Return each line containing the string "screenshot".

[Saved data entries]
↓
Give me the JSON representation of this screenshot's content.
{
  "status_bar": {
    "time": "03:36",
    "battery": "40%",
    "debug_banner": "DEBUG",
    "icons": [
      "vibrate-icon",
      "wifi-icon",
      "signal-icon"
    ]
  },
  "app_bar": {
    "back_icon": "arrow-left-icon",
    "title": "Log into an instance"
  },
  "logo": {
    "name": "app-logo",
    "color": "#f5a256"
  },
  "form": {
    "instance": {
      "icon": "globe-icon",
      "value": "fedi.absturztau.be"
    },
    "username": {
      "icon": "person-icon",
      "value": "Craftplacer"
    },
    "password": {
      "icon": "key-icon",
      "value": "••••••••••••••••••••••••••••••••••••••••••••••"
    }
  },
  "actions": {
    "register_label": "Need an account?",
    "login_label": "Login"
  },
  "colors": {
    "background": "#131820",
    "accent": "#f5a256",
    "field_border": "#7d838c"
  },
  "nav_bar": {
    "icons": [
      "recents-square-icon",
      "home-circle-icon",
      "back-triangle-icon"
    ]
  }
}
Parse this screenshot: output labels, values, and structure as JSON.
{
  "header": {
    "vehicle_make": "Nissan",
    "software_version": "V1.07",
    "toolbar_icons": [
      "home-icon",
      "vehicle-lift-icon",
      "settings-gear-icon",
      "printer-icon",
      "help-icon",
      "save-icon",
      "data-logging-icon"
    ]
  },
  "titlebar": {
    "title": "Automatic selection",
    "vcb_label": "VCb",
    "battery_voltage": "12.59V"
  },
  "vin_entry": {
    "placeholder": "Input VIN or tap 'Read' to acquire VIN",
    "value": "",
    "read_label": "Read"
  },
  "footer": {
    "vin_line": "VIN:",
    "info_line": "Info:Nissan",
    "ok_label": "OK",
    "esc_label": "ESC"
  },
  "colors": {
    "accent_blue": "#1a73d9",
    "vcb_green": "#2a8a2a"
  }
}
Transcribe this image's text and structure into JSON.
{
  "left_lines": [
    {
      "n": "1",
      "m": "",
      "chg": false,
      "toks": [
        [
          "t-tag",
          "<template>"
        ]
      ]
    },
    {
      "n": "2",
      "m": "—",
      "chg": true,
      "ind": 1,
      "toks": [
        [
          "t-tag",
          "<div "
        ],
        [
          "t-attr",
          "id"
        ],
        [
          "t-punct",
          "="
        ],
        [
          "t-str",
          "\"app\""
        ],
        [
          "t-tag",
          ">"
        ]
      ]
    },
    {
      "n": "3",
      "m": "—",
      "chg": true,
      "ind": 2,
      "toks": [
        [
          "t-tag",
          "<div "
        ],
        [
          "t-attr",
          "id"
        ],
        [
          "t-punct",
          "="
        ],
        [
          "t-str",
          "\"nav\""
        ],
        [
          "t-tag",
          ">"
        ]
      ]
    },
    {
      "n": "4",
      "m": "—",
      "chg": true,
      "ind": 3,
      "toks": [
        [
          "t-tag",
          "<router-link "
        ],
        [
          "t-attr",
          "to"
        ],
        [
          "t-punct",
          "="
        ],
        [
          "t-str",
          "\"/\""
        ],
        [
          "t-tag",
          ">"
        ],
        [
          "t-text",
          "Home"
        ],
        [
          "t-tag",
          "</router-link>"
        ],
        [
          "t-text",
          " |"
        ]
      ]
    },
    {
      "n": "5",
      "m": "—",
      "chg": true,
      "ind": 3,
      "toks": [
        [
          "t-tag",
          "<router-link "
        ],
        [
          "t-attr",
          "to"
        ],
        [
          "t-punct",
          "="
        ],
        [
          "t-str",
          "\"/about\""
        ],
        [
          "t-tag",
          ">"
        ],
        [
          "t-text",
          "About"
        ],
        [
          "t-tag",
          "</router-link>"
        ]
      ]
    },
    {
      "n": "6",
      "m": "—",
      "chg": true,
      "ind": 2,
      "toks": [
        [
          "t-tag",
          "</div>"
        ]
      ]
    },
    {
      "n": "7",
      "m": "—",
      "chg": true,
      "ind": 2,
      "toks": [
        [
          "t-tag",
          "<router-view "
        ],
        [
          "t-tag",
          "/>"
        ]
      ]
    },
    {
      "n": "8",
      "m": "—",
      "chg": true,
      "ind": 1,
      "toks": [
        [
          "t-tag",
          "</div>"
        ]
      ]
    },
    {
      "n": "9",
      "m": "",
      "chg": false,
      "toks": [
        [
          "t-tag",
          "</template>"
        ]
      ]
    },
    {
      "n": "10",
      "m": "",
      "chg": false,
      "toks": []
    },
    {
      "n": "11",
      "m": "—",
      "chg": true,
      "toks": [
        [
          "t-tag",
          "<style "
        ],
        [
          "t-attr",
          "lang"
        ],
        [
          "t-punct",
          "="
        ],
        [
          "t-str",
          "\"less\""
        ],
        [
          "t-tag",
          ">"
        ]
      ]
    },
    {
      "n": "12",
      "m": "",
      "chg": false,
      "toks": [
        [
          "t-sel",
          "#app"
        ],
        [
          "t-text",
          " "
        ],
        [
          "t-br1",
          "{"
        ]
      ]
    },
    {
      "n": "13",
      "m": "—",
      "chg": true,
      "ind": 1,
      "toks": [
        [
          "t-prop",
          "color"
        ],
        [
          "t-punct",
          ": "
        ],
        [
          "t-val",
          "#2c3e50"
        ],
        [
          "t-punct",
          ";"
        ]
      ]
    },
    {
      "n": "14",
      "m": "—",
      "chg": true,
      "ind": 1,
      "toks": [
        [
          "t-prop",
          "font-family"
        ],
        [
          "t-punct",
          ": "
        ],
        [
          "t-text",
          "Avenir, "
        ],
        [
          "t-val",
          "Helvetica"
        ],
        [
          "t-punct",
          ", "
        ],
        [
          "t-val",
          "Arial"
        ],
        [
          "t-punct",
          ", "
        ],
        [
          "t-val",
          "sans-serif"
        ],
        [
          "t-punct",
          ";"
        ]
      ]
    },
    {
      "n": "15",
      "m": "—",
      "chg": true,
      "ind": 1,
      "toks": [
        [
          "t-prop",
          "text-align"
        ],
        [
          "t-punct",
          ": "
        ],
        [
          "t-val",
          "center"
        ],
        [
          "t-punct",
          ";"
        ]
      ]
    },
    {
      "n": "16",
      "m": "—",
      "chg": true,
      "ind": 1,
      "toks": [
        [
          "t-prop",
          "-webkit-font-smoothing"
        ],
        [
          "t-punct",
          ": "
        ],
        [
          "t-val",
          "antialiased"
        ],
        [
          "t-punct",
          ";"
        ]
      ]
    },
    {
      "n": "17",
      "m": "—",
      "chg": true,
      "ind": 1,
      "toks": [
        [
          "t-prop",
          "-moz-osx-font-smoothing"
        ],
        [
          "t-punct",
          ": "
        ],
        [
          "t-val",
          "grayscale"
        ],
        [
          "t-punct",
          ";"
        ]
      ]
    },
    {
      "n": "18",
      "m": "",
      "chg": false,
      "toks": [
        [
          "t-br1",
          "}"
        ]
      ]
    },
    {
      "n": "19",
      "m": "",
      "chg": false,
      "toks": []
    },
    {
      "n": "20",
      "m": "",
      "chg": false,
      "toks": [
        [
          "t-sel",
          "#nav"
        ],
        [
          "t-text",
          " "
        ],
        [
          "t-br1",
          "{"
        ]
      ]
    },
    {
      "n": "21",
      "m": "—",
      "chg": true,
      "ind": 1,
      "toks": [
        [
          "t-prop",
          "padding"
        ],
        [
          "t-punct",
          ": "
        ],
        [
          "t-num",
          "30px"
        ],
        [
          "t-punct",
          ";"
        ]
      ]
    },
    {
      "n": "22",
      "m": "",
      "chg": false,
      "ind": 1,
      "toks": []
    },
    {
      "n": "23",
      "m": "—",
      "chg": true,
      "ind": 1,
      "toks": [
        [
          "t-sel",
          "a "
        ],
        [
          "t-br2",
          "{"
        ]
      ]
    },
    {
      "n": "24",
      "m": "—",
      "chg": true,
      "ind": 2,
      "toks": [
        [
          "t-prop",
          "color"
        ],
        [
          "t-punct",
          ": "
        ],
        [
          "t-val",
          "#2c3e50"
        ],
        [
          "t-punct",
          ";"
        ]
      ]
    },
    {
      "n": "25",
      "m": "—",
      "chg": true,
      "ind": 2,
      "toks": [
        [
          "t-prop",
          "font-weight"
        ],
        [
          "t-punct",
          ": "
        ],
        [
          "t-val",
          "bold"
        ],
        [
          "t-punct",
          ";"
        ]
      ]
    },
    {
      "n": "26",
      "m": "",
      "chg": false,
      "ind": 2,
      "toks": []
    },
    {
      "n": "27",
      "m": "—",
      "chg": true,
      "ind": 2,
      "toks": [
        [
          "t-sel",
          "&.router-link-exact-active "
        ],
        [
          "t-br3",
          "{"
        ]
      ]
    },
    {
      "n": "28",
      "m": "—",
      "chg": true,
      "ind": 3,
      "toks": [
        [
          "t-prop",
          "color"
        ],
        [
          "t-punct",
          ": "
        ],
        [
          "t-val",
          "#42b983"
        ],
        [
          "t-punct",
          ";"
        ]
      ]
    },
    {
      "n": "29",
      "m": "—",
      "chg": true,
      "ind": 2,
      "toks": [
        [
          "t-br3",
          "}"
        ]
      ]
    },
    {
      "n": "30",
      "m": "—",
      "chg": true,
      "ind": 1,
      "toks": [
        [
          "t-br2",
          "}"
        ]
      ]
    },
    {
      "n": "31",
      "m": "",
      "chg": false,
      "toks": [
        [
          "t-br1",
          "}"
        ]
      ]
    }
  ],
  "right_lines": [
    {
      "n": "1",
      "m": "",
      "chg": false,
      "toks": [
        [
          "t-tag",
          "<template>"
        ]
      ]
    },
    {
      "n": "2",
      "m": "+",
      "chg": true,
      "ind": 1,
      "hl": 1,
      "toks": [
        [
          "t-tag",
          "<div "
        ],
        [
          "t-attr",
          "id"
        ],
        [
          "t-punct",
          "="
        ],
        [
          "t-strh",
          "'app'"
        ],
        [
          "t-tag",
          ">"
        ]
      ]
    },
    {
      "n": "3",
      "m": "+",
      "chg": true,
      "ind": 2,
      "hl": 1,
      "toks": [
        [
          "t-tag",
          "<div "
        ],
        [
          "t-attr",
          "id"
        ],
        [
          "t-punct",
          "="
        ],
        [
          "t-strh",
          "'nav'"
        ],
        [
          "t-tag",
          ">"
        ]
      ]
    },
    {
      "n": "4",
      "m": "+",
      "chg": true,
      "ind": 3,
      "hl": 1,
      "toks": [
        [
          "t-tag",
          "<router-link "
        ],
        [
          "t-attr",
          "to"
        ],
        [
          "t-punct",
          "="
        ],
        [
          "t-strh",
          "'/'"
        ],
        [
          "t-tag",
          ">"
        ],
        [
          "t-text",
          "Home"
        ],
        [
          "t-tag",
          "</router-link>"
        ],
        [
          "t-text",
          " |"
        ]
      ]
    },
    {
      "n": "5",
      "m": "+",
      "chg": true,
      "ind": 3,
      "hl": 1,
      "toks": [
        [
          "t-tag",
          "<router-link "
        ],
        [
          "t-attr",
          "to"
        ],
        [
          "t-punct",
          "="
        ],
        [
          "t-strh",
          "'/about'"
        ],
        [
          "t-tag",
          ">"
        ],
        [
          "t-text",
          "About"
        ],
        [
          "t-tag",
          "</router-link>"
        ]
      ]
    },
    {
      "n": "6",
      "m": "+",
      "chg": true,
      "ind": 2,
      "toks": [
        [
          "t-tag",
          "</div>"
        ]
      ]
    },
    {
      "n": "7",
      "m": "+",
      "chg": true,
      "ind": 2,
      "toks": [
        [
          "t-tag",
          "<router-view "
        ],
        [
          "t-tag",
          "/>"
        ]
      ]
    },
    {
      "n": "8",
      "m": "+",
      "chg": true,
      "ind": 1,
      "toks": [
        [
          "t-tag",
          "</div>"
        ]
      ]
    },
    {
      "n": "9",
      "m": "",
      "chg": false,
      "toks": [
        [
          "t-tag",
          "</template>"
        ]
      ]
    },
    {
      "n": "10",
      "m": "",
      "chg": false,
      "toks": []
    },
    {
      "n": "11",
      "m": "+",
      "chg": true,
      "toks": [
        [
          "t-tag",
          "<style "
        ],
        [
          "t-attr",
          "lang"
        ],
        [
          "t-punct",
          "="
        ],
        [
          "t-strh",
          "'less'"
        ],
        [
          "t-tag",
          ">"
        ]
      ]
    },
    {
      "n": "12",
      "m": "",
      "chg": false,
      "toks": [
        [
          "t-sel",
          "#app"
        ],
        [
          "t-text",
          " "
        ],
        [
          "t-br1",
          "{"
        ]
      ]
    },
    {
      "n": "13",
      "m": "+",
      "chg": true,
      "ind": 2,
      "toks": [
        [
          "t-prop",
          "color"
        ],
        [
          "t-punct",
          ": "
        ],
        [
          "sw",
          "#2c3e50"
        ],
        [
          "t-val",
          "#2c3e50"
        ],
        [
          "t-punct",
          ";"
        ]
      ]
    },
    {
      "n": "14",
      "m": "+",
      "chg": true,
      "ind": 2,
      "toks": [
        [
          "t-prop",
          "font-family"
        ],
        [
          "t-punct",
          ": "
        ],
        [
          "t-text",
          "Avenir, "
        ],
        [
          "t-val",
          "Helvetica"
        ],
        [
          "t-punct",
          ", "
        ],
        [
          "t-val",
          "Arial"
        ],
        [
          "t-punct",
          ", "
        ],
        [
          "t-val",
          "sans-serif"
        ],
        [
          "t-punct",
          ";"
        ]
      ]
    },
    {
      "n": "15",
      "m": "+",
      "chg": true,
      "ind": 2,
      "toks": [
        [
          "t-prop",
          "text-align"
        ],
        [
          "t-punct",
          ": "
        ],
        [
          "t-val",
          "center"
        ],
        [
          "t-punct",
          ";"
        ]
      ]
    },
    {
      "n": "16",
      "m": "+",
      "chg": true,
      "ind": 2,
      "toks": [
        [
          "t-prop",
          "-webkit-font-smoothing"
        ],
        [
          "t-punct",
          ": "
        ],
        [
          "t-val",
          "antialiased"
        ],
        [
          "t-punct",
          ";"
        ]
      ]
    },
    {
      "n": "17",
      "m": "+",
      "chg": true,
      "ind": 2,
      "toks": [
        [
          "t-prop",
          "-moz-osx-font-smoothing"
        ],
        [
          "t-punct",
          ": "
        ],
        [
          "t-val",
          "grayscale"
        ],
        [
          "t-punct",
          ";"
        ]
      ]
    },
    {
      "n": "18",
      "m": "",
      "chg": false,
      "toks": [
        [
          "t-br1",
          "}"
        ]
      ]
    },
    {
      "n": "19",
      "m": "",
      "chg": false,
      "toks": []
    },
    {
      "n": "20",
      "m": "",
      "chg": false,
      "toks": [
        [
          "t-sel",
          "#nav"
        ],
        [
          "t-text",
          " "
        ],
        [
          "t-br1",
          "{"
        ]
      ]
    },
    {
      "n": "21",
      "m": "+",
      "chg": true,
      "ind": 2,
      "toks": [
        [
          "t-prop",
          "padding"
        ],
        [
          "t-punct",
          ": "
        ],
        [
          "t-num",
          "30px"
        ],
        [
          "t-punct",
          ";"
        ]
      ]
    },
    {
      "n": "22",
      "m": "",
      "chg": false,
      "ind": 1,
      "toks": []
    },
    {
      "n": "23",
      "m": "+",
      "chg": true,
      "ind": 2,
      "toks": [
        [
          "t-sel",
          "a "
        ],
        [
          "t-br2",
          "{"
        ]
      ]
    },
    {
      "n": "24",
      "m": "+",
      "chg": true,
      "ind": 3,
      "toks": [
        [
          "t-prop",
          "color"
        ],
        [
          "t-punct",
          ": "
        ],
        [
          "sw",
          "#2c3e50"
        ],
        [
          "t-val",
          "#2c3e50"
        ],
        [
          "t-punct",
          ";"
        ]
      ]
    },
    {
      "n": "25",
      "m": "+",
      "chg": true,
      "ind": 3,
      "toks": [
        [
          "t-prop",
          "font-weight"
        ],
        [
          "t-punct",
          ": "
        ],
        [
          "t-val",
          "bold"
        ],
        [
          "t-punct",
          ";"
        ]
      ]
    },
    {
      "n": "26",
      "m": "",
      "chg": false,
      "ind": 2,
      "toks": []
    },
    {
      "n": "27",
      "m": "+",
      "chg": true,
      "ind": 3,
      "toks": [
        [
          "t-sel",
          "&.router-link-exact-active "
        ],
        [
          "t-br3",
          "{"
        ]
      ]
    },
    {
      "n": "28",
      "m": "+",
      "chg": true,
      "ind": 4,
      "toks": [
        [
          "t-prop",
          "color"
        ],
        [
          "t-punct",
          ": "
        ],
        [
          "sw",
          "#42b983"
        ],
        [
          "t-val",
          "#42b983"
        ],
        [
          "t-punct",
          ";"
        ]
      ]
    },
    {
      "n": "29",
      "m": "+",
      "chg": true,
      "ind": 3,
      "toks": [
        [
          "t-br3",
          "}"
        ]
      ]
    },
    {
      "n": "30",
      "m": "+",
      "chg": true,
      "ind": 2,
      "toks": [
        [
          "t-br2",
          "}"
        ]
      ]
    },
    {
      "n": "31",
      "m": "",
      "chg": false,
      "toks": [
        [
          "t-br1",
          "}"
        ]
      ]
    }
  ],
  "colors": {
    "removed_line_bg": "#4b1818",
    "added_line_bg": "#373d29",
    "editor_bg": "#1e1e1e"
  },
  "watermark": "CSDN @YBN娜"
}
↑
[Response to this exercise]
Give me the JSON representation of this screenshot's content.
Parse this screenshot: output labels, values, and structure as JSON.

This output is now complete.